> **Instructions for the task**: Quote these lines exactly.
----
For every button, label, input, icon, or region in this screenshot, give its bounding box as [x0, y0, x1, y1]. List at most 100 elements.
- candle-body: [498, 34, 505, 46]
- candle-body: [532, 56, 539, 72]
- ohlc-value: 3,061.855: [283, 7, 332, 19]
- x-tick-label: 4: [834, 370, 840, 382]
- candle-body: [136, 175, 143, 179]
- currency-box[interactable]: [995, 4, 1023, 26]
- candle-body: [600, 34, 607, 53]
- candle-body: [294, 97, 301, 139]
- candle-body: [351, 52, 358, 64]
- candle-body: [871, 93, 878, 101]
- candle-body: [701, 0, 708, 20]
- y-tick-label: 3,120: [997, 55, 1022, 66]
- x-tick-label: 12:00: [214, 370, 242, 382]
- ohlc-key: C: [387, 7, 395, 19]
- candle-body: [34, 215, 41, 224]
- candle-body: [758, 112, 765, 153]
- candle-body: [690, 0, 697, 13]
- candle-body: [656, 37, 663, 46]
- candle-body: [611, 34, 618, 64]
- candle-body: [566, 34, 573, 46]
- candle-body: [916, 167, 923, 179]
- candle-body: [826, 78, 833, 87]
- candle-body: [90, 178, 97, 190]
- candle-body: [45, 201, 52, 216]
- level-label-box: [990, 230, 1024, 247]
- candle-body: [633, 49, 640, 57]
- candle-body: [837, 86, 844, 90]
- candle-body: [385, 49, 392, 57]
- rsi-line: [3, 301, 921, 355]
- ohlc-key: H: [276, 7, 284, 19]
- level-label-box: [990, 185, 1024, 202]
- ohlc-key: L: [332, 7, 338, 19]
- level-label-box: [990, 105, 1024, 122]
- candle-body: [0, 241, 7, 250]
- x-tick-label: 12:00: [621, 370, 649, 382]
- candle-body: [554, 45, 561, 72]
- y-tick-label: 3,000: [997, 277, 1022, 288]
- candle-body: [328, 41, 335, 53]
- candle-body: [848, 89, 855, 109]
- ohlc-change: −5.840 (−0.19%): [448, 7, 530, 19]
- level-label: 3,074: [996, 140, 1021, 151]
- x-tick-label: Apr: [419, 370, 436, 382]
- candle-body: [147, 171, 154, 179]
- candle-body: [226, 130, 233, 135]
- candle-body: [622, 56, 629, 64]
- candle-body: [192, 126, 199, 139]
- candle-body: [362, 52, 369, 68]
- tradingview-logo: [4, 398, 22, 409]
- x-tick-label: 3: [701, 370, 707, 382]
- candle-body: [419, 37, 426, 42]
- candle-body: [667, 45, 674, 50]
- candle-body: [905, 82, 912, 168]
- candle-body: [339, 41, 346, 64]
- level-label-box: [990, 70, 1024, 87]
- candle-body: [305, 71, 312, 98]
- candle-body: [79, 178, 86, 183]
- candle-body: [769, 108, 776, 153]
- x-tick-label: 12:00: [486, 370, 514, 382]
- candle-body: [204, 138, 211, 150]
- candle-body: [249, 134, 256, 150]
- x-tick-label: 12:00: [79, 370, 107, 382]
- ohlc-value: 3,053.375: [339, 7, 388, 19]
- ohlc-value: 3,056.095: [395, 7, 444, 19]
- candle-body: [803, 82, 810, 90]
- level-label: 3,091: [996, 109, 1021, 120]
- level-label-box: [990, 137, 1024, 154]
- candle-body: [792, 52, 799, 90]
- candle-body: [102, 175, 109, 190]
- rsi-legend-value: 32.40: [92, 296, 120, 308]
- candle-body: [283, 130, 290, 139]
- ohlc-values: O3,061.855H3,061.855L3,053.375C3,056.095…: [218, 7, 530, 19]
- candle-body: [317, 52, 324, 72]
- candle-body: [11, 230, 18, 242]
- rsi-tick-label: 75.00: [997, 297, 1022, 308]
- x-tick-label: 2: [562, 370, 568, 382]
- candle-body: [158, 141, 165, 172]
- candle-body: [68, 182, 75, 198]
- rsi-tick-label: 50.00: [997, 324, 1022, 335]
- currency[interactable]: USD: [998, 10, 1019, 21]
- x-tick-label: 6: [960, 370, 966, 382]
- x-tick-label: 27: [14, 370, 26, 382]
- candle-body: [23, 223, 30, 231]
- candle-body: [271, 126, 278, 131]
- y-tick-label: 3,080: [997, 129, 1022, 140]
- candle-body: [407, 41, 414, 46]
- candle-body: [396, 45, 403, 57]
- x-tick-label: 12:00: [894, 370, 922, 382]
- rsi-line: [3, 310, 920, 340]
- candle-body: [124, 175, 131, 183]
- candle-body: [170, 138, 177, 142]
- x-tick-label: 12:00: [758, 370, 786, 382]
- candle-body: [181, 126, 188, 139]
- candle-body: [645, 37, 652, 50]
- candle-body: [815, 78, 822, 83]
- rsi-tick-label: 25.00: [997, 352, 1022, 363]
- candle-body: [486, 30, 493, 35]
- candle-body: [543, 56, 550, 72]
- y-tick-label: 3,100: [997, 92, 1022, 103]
----
> **Response to this exercise**:
For every button, label, input, icon, or region in this screenshot, give its bounding box as [x0, y0, x1, y1]. List at most 100 elements.
- candle-body: [498, 34, 505, 46]
- candle-body: [532, 56, 539, 72]
- ohlc-value: 3,061.855: [283, 7, 332, 19]
- x-tick-label: 4: [834, 370, 840, 382]
- candle-body: [136, 175, 143, 179]
- currency-box[interactable]: [995, 4, 1023, 26]
- candle-body: [600, 34, 607, 53]
- candle-body: [294, 97, 301, 139]
- candle-body: [351, 52, 358, 64]
- candle-body: [871, 93, 878, 101]
- candle-body: [701, 0, 708, 20]
- y-tick-label: 3,120: [997, 55, 1022, 66]
- x-tick-label: 12:00: [214, 370, 242, 382]
- ohlc-key: C: [387, 7, 395, 19]
- candle-body: [34, 215, 41, 224]
- candle-body: [758, 112, 765, 153]
- candle-body: [690, 0, 697, 13]
- candle-body: [656, 37, 663, 46]
- candle-body: [611, 34, 618, 64]
- candle-body: [566, 34, 573, 46]
- candle-body: [916, 167, 923, 179]
- candle-body: [826, 78, 833, 87]
- candle-body: [90, 178, 97, 190]
- candle-body: [45, 201, 52, 216]
- level-label-box: [990, 230, 1024, 247]
- candle-body: [633, 49, 640, 57]
- candle-body: [837, 86, 844, 90]
- candle-body: [385, 49, 392, 57]
- rsi-line: [3, 301, 921, 355]
- ohlc-key: H: [276, 7, 284, 19]
- level-label-box: [990, 185, 1024, 202]
- ohlc-key: L: [332, 7, 338, 19]
- level-label-box: [990, 105, 1024, 122]
- candle-body: [0, 241, 7, 250]
- x-tick-label: 12:00: [621, 370, 649, 382]
- candle-body: [554, 45, 561, 72]
- y-tick-label: 3,000: [997, 277, 1022, 288]
- candle-body: [328, 41, 335, 53]
- candle-body: [848, 89, 855, 109]
- ohlc-change: −5.840 (−0.19%): [448, 7, 530, 19]
- level-label: 3,074: [996, 140, 1021, 151]
- x-tick-label: Apr: [419, 370, 436, 382]
- candle-body: [147, 171, 154, 179]
- candle-body: [226, 130, 233, 135]
- candle-body: [622, 56, 629, 64]
- candle-body: [192, 126, 199, 139]
- candle-body: [362, 52, 369, 68]
- tradingview-logo: [4, 398, 22, 409]
- x-tick-label: 3: [701, 370, 707, 382]
- candle-body: [419, 37, 426, 42]
- candle-body: [667, 45, 674, 50]
- candle-body: [905, 82, 912, 168]
- candle-body: [339, 41, 346, 64]
- level-label-box: [990, 70, 1024, 87]
- candle-body: [305, 71, 312, 98]
- candle-body: [79, 178, 86, 183]
- candle-body: [769, 108, 776, 153]
- x-tick-label: 12:00: [486, 370, 514, 382]
- candle-body: [204, 138, 211, 150]
- candle-body: [249, 134, 256, 150]
- x-tick-label: 12:00: [79, 370, 107, 382]
- ohlc-value: 3,053.375: [339, 7, 388, 19]
- ohlc-value: 3,056.095: [395, 7, 444, 19]
- candle-body: [803, 82, 810, 90]
- level-label: 3,091: [996, 109, 1021, 120]
- level-label-box: [990, 137, 1024, 154]
- candle-body: [792, 52, 799, 90]
- candle-body: [102, 175, 109, 190]
- rsi-legend-value: 32.40: [92, 296, 120, 308]
- candle-body: [283, 130, 290, 139]
- ohlc-values: O3,061.855H3,061.855L3,053.375C3,056.095…: [218, 7, 530, 19]
- candle-body: [317, 52, 324, 72]
- candle-body: [11, 230, 18, 242]
- rsi-tick-label: 75.00: [997, 297, 1022, 308]
- x-tick-label: 2: [562, 370, 568, 382]
- candle-body: [158, 141, 165, 172]
- candle-body: [68, 182, 75, 198]
- rsi-tick-label: 50.00: [997, 324, 1022, 335]
- currency[interactable]: USD: [998, 10, 1019, 21]
- x-tick-label: 6: [960, 370, 966, 382]
- x-tick-label: 27: [14, 370, 26, 382]
- candle-body: [23, 223, 30, 231]
- candle-body: [271, 126, 278, 131]
- y-tick-label: 3,080: [997, 129, 1022, 140]
- candle-body: [407, 41, 414, 46]
- candle-body: [396, 45, 403, 57]
- x-tick-label: 12:00: [894, 370, 922, 382]
- rsi-line: [3, 310, 920, 340]
- candle-body: [124, 175, 131, 183]
- candle-body: [170, 138, 177, 142]
- x-tick-label: 12:00: [758, 370, 786, 382]
- candle-body: [181, 126, 188, 139]
- candle-body: [645, 37, 652, 50]
- candle-body: [815, 78, 822, 83]
- rsi-tick-label: 25.00: [997, 352, 1022, 363]
- candle-body: [486, 30, 493, 35]
- candle-body: [543, 56, 550, 72]
- y-tick-label: 3,100: [997, 92, 1022, 103]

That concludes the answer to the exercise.